* **TASK ITEM**:
The answer must consist solely of the lines from the one containing "What's the underlying" through the last line of the records, set down exactly and without any pictures.

* **INFORMATION GIVEN**:

■ ■ ■ ■

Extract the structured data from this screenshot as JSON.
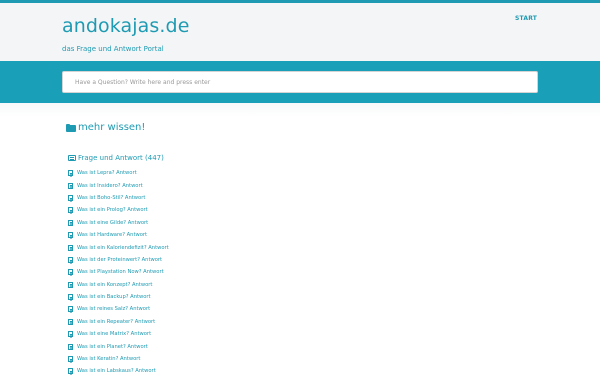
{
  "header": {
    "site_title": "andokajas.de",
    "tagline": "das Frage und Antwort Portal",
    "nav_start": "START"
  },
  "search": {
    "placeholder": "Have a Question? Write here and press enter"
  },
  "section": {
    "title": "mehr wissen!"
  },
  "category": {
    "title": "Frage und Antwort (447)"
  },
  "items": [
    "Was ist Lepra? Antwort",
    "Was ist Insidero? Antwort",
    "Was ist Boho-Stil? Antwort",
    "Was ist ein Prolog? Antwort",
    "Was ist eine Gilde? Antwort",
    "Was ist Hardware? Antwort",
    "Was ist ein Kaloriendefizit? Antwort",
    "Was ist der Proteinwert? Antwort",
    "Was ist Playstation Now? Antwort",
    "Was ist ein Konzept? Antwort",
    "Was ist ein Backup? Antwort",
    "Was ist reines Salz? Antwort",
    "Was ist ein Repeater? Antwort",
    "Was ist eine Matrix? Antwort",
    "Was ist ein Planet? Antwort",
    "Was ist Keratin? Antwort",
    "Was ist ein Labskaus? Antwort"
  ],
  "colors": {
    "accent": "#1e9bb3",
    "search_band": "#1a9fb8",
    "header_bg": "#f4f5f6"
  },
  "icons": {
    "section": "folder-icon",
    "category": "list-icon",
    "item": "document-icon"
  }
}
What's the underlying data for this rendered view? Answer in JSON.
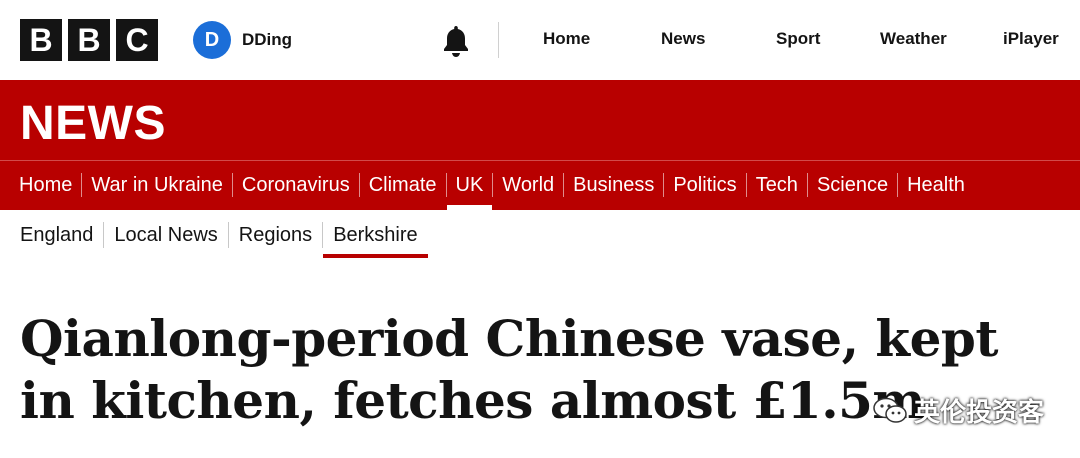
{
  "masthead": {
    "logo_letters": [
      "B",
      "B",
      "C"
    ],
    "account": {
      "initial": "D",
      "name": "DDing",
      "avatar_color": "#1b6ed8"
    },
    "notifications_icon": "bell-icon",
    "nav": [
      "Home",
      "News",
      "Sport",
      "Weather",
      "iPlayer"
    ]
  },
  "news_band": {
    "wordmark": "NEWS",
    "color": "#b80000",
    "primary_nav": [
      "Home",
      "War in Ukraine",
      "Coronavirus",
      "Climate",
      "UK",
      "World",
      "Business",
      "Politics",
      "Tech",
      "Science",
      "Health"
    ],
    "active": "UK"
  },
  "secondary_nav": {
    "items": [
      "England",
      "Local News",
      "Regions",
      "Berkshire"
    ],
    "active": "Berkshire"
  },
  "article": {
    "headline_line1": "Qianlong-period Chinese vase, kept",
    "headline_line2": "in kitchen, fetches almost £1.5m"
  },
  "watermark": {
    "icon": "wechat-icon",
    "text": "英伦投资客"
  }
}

■ ■ ■ ■

* **TASK RESULT**:
What's the underlying data for this rendered view? Answer in JSON.
{
  "masthead": {
    "logo_letters": [
      "B",
      "B",
      "C"
    ],
    "account": {
      "initial": "D",
      "name": "DDing",
      "avatar_color": "#1b6ed8"
    },
    "notifications_icon": "bell-icon",
    "nav": [
      "Home",
      "News",
      "Sport",
      "Weather",
      "iPlayer"
    ]
  },
  "news_band": {
    "wordmark": "NEWS",
    "color": "#b80000",
    "primary_nav": [
      "Home",
      "War in Ukraine",
      "Coronavirus",
      "Climate",
      "UK",
      "World",
      "Business",
      "Politics",
      "Tech",
      "Science",
      "Health"
    ],
    "active": "UK"
  },
  "secondary_nav": {
    "items": [
      "England",
      "Local News",
      "Regions",
      "Berkshire"
    ],
    "active": "Berkshire"
  },
  "article": {
    "headline_line1": "Qianlong-period Chinese vase, kept",
    "headline_line2": "in kitchen, fetches almost £1.5m"
  },
  "watermark": {
    "icon": "wechat-icon",
    "text": "英伦投资客"
  }
}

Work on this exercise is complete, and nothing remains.